— Records from a dataset —
_ _ _ _

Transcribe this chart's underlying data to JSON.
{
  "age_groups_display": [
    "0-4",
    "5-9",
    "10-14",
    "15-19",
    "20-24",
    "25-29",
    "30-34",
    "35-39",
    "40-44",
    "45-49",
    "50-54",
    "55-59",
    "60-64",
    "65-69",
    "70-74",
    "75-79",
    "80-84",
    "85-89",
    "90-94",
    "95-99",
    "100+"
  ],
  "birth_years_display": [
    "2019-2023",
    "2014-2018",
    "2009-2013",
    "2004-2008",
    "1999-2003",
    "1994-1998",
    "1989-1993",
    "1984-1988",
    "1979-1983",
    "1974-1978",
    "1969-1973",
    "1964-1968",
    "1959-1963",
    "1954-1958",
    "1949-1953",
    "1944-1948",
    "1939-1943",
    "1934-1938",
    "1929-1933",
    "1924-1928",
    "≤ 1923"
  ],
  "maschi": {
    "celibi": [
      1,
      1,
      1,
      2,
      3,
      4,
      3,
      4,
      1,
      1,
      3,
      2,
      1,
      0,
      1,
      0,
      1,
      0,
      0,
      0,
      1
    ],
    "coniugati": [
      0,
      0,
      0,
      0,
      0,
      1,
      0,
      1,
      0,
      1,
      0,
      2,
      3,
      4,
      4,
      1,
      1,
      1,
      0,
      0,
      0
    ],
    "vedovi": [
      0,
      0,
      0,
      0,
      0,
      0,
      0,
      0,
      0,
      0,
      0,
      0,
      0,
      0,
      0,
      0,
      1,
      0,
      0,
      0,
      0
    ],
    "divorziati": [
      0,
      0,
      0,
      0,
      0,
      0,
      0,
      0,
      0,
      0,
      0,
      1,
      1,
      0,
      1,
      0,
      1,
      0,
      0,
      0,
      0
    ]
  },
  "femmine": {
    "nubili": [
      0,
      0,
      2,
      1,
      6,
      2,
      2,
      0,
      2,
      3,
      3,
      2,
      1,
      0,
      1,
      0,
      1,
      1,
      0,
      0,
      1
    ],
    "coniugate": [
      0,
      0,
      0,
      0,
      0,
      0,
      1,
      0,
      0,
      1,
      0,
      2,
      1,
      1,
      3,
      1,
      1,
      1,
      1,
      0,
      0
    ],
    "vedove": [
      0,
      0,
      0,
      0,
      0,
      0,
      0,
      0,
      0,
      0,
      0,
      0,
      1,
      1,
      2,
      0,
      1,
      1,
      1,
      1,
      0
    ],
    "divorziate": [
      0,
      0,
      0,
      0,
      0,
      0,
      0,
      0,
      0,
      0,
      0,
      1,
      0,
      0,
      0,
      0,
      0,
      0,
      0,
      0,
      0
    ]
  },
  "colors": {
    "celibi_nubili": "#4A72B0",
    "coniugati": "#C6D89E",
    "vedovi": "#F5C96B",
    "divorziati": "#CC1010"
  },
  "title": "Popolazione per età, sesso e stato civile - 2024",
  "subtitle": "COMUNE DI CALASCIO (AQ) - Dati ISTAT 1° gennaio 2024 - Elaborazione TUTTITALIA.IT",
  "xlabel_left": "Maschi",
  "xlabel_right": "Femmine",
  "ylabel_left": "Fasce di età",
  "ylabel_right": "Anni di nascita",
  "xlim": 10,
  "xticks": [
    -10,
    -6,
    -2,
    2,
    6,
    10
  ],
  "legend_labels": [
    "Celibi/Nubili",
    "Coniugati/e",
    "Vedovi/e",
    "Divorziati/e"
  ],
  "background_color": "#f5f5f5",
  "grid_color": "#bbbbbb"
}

_ _ _ _

— Set problem —
Transcribe the material above in its entirety. Match it exactly.

— Final answer —
Transcribe this chart's underlying data to JSON.
{
  "age_groups_display": [
    "0-4",
    "5-9",
    "10-14",
    "15-19",
    "20-24",
    "25-29",
    "30-34",
    "35-39",
    "40-44",
    "45-49",
    "50-54",
    "55-59",
    "60-64",
    "65-69",
    "70-74",
    "75-79",
    "80-84",
    "85-89",
    "90-94",
    "95-99",
    "100+"
  ],
  "birth_years_display": [
    "2019-2023",
    "2014-2018",
    "2009-2013",
    "2004-2008",
    "1999-2003",
    "1994-1998",
    "1989-1993",
    "1984-1988",
    "1979-1983",
    "1974-1978",
    "1969-1973",
    "1964-1968",
    "1959-1963",
    "1954-1958",
    "1949-1953",
    "1944-1948",
    "1939-1943",
    "1934-1938",
    "1929-1933",
    "1924-1928",
    "≤ 1923"
  ],
  "maschi": {
    "celibi": [
      1,
      1,
      1,
      2,
      3,
      4,
      3,
      4,
      1,
      1,
      3,
      2,
      1,
      0,
      1,
      0,
      1,
      0,
      0,
      0,
      1
    ],
    "coniugati": [
      0,
      0,
      0,
      0,
      0,
      1,
      0,
      1,
      0,
      1,
      0,
      2,
      3,
      4,
      4,
      1,
      1,
      1,
      0,
      0,
      0
    ],
    "vedovi": [
      0,
      0,
      0,
      0,
      0,
      0,
      0,
      0,
      0,
      0,
      0,
      0,
      0,
      0,
      0,
      0,
      1,
      0,
      0,
      0,
      0
    ],
    "divorziati": [
      0,
      0,
      0,
      0,
      0,
      0,
      0,
      0,
      0,
      0,
      0,
      1,
      1,
      0,
      1,
      0,
      1,
      0,
      0,
      0,
      0
    ]
  },
  "femmine": {
    "nubili": [
      0,
      0,
      2,
      1,
      6,
      2,
      2,
      0,
      2,
      3,
      3,
      2,
      1,
      0,
      1,
      0,
      1,
      1,
      0,
      0,
      1
    ],
    "coniugate": [
      0,
      0,
      0,
      0,
      0,
      0,
      1,
      0,
      0,
      1,
      0,
      2,
      1,
      1,
      3,
      1,
      1,
      1,
      1,
      0,
      0
    ],
    "vedove": [
      0,
      0,
      0,
      0,
      0,
      0,
      0,
      0,
      0,
      0,
      0,
      0,
      1,
      1,
      2,
      0,
      1,
      1,
      1,
      1,
      0
    ],
    "divorziate": [
      0,
      0,
      0,
      0,
      0,
      0,
      0,
      0,
      0,
      0,
      0,
      1,
      0,
      0,
      0,
      0,
      0,
      0,
      0,
      0,
      0
    ]
  },
  "colors": {
    "celibi_nubili": "#4A72B0",
    "coniugati": "#C6D89E",
    "vedovi": "#F5C96B",
    "divorziati": "#CC1010"
  },
  "title": "Popolazione per età, sesso e stato civile - 2024",
  "subtitle": "COMUNE DI CALASCIO (AQ) - Dati ISTAT 1° gennaio 2024 - Elaborazione TUTTITALIA.IT",
  "xlabel_left": "Maschi",
  "xlabel_right": "Femmine",
  "ylabel_left": "Fasce di età",
  "ylabel_right": "Anni di nascita",
  "xlim": 10,
  "xticks": [
    -10,
    -6,
    -2,
    2,
    6,
    10
  ],
  "legend_labels": [
    "Celibi/Nubili",
    "Coniugati/e",
    "Vedovi/e",
    "Divorziati/e"
  ],
  "background_color": "#f5f5f5",
  "grid_color": "#bbbbbb"
}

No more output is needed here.